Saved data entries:
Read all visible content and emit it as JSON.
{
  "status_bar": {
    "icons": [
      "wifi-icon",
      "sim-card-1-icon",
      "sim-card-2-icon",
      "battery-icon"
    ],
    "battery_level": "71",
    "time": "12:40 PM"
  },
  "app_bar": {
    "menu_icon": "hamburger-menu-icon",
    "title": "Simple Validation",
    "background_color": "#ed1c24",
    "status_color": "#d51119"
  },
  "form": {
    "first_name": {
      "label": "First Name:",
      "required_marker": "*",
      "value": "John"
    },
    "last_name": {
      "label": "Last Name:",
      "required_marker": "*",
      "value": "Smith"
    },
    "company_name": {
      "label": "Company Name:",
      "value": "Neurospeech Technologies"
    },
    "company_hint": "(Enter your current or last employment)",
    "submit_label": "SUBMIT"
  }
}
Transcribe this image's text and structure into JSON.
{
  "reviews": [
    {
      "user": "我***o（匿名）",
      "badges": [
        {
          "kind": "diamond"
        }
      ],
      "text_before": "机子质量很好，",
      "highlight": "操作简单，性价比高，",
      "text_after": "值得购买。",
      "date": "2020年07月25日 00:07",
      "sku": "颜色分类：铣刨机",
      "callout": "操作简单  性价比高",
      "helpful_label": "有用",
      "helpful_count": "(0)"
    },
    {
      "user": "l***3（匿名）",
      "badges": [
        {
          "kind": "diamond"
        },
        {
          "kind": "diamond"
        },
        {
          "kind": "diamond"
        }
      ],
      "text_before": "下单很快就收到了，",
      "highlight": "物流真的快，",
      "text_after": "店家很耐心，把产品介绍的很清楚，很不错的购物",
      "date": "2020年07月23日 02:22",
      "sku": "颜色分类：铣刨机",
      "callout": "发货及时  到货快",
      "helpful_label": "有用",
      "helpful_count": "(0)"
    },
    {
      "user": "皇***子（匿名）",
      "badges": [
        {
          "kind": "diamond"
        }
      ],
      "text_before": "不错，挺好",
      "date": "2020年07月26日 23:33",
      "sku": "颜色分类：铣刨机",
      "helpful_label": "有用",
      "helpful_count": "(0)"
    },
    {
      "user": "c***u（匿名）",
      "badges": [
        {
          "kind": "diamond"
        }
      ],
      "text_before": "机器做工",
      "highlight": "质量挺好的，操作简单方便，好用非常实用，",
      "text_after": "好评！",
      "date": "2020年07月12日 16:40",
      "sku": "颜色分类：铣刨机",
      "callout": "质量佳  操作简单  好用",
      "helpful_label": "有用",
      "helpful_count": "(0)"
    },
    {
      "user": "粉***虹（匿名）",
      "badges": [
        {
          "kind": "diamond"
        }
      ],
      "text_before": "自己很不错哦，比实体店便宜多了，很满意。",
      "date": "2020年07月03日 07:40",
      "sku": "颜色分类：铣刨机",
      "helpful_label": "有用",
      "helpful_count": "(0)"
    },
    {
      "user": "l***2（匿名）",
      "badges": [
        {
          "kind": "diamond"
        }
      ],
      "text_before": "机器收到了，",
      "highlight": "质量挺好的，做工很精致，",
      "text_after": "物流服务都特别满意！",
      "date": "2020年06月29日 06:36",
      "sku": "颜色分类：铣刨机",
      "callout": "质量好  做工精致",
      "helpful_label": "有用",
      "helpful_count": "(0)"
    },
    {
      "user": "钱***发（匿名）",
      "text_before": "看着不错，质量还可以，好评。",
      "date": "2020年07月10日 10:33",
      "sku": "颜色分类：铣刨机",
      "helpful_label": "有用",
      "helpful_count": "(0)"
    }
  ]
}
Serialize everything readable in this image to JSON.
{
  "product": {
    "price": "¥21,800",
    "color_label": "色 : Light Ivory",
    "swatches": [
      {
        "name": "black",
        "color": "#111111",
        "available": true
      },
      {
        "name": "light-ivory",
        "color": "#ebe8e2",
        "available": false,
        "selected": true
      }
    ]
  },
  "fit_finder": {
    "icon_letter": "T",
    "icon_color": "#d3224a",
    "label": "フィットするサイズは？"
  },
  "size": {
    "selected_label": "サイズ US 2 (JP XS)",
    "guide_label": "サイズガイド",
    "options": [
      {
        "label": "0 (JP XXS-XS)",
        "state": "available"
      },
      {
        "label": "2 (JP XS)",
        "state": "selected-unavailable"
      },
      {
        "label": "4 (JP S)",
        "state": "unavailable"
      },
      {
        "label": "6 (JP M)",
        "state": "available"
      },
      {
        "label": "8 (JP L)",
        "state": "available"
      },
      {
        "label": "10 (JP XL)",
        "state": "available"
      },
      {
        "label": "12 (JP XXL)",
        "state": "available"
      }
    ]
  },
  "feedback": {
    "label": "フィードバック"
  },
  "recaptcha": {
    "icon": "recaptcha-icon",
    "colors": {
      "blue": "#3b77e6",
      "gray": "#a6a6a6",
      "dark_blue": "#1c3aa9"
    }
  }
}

• _What to produce_: Restate each record word for word.

• _Response to the exercise_:
Read all visible content and emit it as JSON.
{
  "status_bar": {
    "icons": [
      "wifi-icon",
      "sim-card-1-icon",
      "sim-card-2-icon",
      "battery-icon"
    ],
    "battery_level": "71",
    "time": "12:40 PM"
  },
  "app_bar": {
    "menu_icon": "hamburger-menu-icon",
    "title": "Simple Validation",
    "background_color": "#ed1c24",
    "status_color": "#d51119"
  },
  "form": {
    "first_name": {
      "label": "First Name:",
      "required_marker": "*",
      "value": "John"
    },
    "last_name": {
      "label": "Last Name:",
      "required_marker": "*",
      "value": "Smith"
    },
    "company_name": {
      "label": "Company Name:",
      "value": "Neurospeech Technologies"
    },
    "company_hint": "(Enter your current or last employment)",
    "submit_label": "SUBMIT"
  }
}
Transcribe this image's text and structure into JSON.
{
  "reviews": [
    {
      "user": "我***o（匿名）",
      "badges": [
        {
          "kind": "diamond"
        }
      ],
      "text_before": "机子质量很好，",
      "highlight": "操作简单，性价比高，",
      "text_after": "值得购买。",
      "date": "2020年07月25日 00:07",
      "sku": "颜色分类：铣刨机",
      "callout": "操作简单  性价比高",
      "helpful_label": "有用",
      "helpful_count": "(0)"
    },
    {
      "user": "l***3（匿名）",
      "badges": [
        {
          "kind": "diamond"
        },
        {
          "kind": "diamond"
        },
        {
          "kind": "diamond"
        }
      ],
      "text_before": "下单很快就收到了，",
      "highlight": "物流真的快，",
      "text_after": "店家很耐心，把产品介绍的很清楚，很不错的购物",
      "date": "2020年07月23日 02:22",
      "sku": "颜色分类：铣刨机",
      "callout": "发货及时  到货快",
      "helpful_label": "有用",
      "helpful_count": "(0)"
    },
    {
      "user": "皇***子（匿名）",
      "badges": [
        {
          "kind": "diamond"
        }
      ],
      "text_before": "不错，挺好",
      "date": "2020年07月26日 23:33",
      "sku": "颜色分类：铣刨机",
      "helpful_label": "有用",
      "helpful_count": "(0)"
    },
    {
      "user": "c***u（匿名）",
      "badges": [
        {
          "kind": "diamond"
        }
      ],
      "text_before": "机器做工",
      "highlight": "质量挺好的，操作简单方便，好用非常实用，",
      "text_after": "好评！",
      "date": "2020年07月12日 16:40",
      "sku": "颜色分类：铣刨机",
      "callout": "质量佳  操作简单  好用",
      "helpful_label": "有用",
      "helpful_count": "(0)"
    },
    {
      "user": "粉***虹（匿名）",
      "badges": [
        {
          "kind": "diamond"
        }
      ],
      "text_before": "自己很不错哦，比实体店便宜多了，很满意。",
      "date": "2020年07月03日 07:40",
      "sku": "颜色分类：铣刨机",
      "helpful_label": "有用",
      "helpful_count": "(0)"
    },
    {
      "user": "l***2（匿名）",
      "badges": [
        {
          "kind": "diamond"
        }
      ],
      "text_before": "机器收到了，",
      "highlight": "质量挺好的，做工很精致，",
      "text_after": "物流服务都特别满意！",
      "date": "2020年06月29日 06:36",
      "sku": "颜色分类：铣刨机",
      "callout": "质量好  做工精致",
      "helpful_label": "有用",
      "helpful_count": "(0)"
    },
    {
      "user": "钱***发（匿名）",
      "text_before": "看着不错，质量还可以，好评。",
      "date": "2020年07月10日 10:33",
      "sku": "颜色分类：铣刨机",
      "helpful_label": "有用",
      "helpful_count": "(0)"
    }
  ]
}
Serialize everything readable in this image to JSON.
{
  "product": {
    "price": "¥21,800",
    "color_label": "色 : Light Ivory",
    "swatches": [
      {
        "name": "black",
        "color": "#111111",
        "available": true
      },
      {
        "name": "light-ivory",
        "color": "#ebe8e2",
        "available": false,
        "selected": true
      }
    ]
  },
  "fit_finder": {
    "icon_letter": "T",
    "icon_color": "#d3224a",
    "label": "フィットするサイズは？"
  },
  "size": {
    "selected_label": "サイズ US 2 (JP XS)",
    "guide_label": "サイズガイド",
    "options": [
      {
        "label": "0 (JP XXS-XS)",
        "state": "available"
      },
      {
        "label": "2 (JP XS)",
        "state": "selected-unavailable"
      },
      {
        "label": "4 (JP S)",
        "state": "unavailable"
      },
      {
        "label": "6 (JP M)",
        "state": "available"
      },
      {
        "label": "8 (JP L)",
        "state": "available"
      },
      {
        "label": "10 (JP XL)",
        "state": "available"
      },
      {
        "label": "12 (JP XXL)",
        "state": "available"
      }
    ]
  },
  "feedback": {
    "label": "フィードバック"
  },
  "recaptcha": {
    "icon": "recaptcha-icon",
    "colors": {
      "blue": "#3b77e6",
      "gray": "#a6a6a6",
      "dark_blue": "#1c3aa9"
    }
  }
}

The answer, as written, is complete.